TEXT BLOCK:

* * *

Diane Paulus: Drama Queen
Even during her freshman year at Harvard, in 1984, Paulus was a full-on fangirl of the ART’s unorthodox productions—especially the theater’s adaptation of Samuel Beckett’s Endgame. Set in a bombed-out subway station, the play caused a major stir when Beckett threatened to withhold rights for the production unless the ART agreed to include a statement from him in the program. It read, in part: “My play requires an empty room and two small windows. The American Repertory Theater production which dismisses my directions is a complete parody of the play as conceived by me. Anybody who cares for the work couldn’t fail to be disgusted by this.”
It was just this kind of controversy that had made the ART a beacon in the avant-garde theater world. For more than two decades, Robert Brustein, and then his handpicked successor, Robert Woodruff, built their theater on radical reinterpretations of the classics and collaborations with experimental directors. The two shared rigorous aesthetics and uncompromising attitudes, and they mounted iconic productions with luminaries like Robert Wilson, Andrei Serban, Julie Taymor, and JoAnne Akalaitis. “The ART completely exploded my mind,” Paulus says. To memorialize her passion, she stole a poster of Endgame from the Loeb Drama Center for her dorm. “It was the first example for me of, wow, you could actually do this with your life.”
Brustein was a towering figure in theater and one of Paulus’s early idols. He had founded the Yale Repertory Theatre in 1966, when he was dean of the School of Drama, and after his stormy ouster 13 years later—the university’s new president, Bartlett Giamatti (father of the actor Paul Giamatti) refused to renew his contract—Harvard invited him to bring his company to Cambridge. The American Repertory Theater opened in 1980, and through the years Brustein’s, and then Woodruff’s, esoteric productions brought acclaim.
Over the ensuing decades, however, theatergoers lost their patience for somber, challenging productions. Harvard, too, lost its patience with disappointing ticket sales. During the last two years of Woodruff’s tenure, the ART drew a total of nearly $4 million from its endowment to deal with revenue shortfalls, more than double the 4.5 to 5 percent typically used as a guideline for a nonprofit. Advisory board members began resigning. In January 2007, Sam Weisman, the Newton-based film director whose credits include George of the Jungle, told the Boston Globe that he felt he was constantly being asked to bail out the ART with donations, and blasted the theater as being too experimental: “I’m not interested in writing checks for a theater that nobody comes to,” he said.
A new approach was vital if the ART was to thrive, and in late 2006, after deciding not to renew Woodruff’s contract, Harvard launched a 16-month search for a new artistic director.
Paulus was a gutsy selection. A relative unknown, she’d never managed a theater company before. And though her academic credentials were stellar—she was a Phi Beta Kappa Harvard grad with a master’s degree in directing from Columbia and teaching stints at Yale—she presented a somewhat confusing mix of high and low theatrical offerings. She’d directed Così Fan Tutte for the Chicago Opera Theater’s opening of its 28th season. She’d also directed The Golden Mickeys, a revue-style show for the Disney Cruise Line designed as an awards ceremony that had cruise guests walking a red carpet into the ship’s theater while paparazzi furiously snapped their photos.

* * *

[Element location listings]

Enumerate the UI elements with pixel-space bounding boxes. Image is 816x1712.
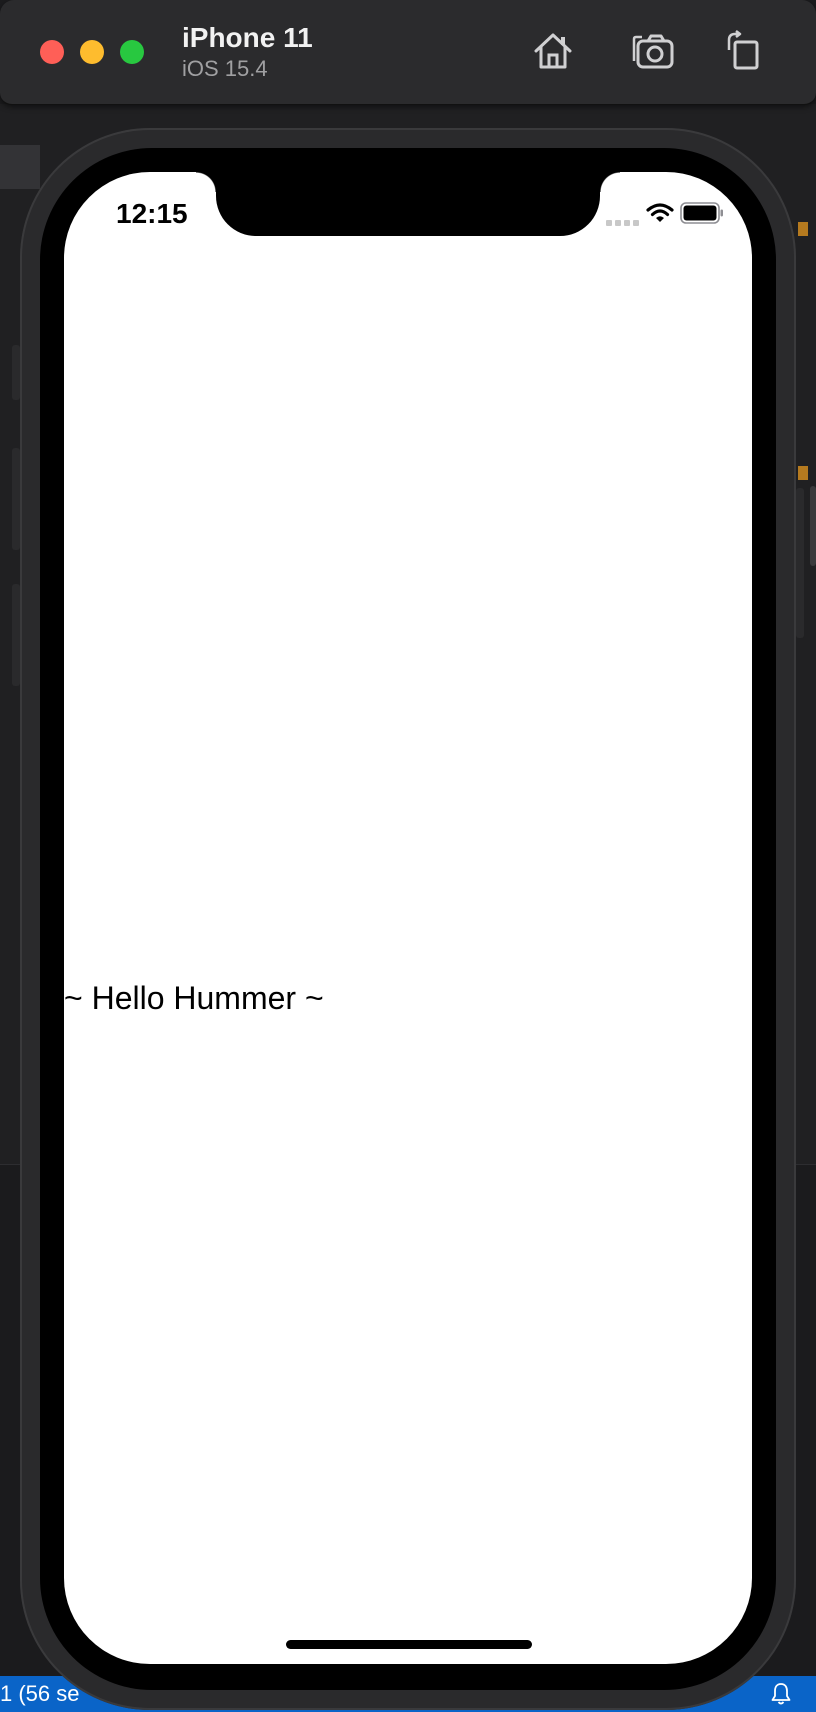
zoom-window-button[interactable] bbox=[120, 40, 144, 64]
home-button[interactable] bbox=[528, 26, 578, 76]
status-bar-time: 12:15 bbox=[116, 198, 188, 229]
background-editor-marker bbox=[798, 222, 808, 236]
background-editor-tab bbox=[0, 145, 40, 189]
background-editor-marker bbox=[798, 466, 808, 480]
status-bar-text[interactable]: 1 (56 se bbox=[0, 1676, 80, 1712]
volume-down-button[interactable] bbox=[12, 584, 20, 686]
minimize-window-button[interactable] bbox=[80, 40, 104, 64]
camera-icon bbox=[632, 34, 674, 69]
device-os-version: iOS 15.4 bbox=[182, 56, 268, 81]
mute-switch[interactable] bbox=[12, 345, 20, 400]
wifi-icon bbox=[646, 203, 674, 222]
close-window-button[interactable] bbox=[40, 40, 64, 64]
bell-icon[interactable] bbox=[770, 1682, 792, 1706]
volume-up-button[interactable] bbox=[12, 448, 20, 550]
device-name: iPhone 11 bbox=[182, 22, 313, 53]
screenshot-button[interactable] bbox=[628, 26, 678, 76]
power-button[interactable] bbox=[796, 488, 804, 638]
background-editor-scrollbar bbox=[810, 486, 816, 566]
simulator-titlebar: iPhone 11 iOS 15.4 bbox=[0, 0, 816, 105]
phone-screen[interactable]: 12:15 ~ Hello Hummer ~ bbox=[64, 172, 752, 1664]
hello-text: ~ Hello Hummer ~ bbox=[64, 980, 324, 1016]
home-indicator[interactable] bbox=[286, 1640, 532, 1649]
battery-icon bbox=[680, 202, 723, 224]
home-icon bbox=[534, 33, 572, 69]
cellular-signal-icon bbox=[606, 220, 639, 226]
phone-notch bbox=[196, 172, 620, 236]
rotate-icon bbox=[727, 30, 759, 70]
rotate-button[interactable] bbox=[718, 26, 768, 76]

* * *

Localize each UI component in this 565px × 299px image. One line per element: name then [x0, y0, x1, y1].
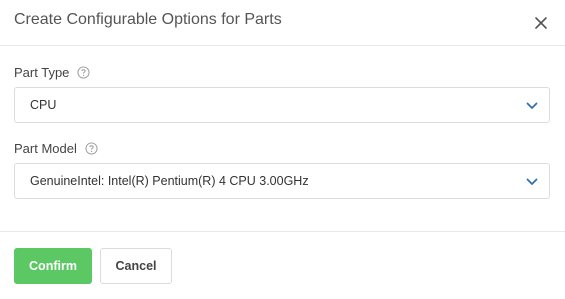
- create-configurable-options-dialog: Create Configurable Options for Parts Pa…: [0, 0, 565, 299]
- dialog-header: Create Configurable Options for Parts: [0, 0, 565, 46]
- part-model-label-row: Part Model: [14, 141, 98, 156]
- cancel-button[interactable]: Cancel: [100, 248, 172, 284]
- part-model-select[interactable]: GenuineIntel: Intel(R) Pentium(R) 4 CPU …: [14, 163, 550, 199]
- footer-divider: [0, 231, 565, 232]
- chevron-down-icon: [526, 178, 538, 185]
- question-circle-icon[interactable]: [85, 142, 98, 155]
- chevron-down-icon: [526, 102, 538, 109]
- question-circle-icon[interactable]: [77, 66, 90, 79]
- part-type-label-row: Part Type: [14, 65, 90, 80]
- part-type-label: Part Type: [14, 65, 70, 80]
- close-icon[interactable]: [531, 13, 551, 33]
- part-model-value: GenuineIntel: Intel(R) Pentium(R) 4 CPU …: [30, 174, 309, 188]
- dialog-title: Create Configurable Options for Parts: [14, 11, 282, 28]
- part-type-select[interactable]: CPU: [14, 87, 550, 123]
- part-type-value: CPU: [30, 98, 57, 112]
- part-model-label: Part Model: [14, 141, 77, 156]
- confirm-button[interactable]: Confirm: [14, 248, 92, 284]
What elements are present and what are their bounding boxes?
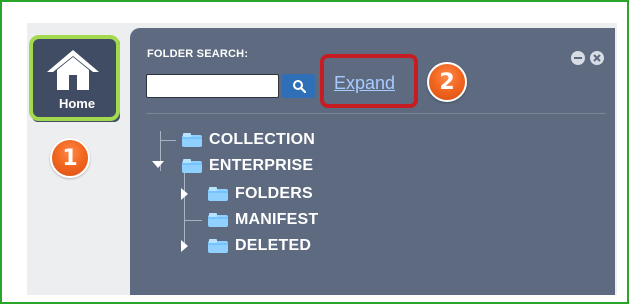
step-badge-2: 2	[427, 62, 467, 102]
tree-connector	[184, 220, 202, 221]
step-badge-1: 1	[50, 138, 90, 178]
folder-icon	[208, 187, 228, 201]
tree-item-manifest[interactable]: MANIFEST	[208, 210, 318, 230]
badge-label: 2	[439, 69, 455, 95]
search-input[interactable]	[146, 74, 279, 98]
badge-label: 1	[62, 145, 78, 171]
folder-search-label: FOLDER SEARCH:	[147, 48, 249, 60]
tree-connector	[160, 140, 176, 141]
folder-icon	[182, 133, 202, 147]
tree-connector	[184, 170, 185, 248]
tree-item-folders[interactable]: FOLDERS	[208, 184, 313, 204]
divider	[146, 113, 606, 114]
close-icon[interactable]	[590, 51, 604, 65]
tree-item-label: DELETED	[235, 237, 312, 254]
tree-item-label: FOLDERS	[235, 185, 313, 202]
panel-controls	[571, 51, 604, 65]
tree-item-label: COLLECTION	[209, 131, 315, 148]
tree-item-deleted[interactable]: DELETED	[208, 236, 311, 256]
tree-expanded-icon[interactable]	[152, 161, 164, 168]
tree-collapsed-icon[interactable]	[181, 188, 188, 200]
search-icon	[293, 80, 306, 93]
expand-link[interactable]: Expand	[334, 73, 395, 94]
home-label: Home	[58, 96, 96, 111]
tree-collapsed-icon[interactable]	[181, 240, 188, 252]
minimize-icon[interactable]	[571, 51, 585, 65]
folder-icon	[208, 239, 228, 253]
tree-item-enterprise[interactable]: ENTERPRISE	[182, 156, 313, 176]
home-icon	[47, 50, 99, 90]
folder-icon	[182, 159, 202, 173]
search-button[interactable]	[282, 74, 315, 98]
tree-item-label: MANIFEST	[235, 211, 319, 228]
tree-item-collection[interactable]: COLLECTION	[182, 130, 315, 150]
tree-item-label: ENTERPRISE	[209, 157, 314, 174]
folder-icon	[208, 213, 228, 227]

* * *

TASKS TO CARRY OUT:
A: In the Diane Paulus profile, in what year did the American Repertory Theater open?
B: Duplicate the lines of the records from the one containing "- create-configurable-options-dialog: Create" down to the one containing "- close-icon[interactable]: [531, 13, 551, 33]", with both of those lines included.
The text and the records have nothing to do with each other.

SOLVED TASKS:
A: 1980

B:
- create-configurable-options-dialog: Create Configurable Options for Parts Pa…: [0, 0, 565, 299]
- dialog-header: Create Configurable Options for Parts: [0, 0, 565, 46]
- part-model-label-row: Part Model: [14, 141, 98, 156]
- cancel-button[interactable]: Cancel: [100, 248, 172, 284]
- part-model-select[interactable]: GenuineIntel: Intel(R) Pentium(R) 4 CPU …: [14, 163, 550, 199]
- footer-divider: [0, 231, 565, 232]
- chevron-down-icon: [526, 178, 538, 185]
- question-circle-icon[interactable]: [85, 142, 98, 155]
- chevron-down-icon: [526, 102, 538, 109]
- question-circle-icon[interactable]: [77, 66, 90, 79]
- part-type-label-row: Part Type: [14, 65, 90, 80]
- part-type-label: Part Type: [14, 65, 70, 80]
- close-icon[interactable]: [531, 13, 551, 33]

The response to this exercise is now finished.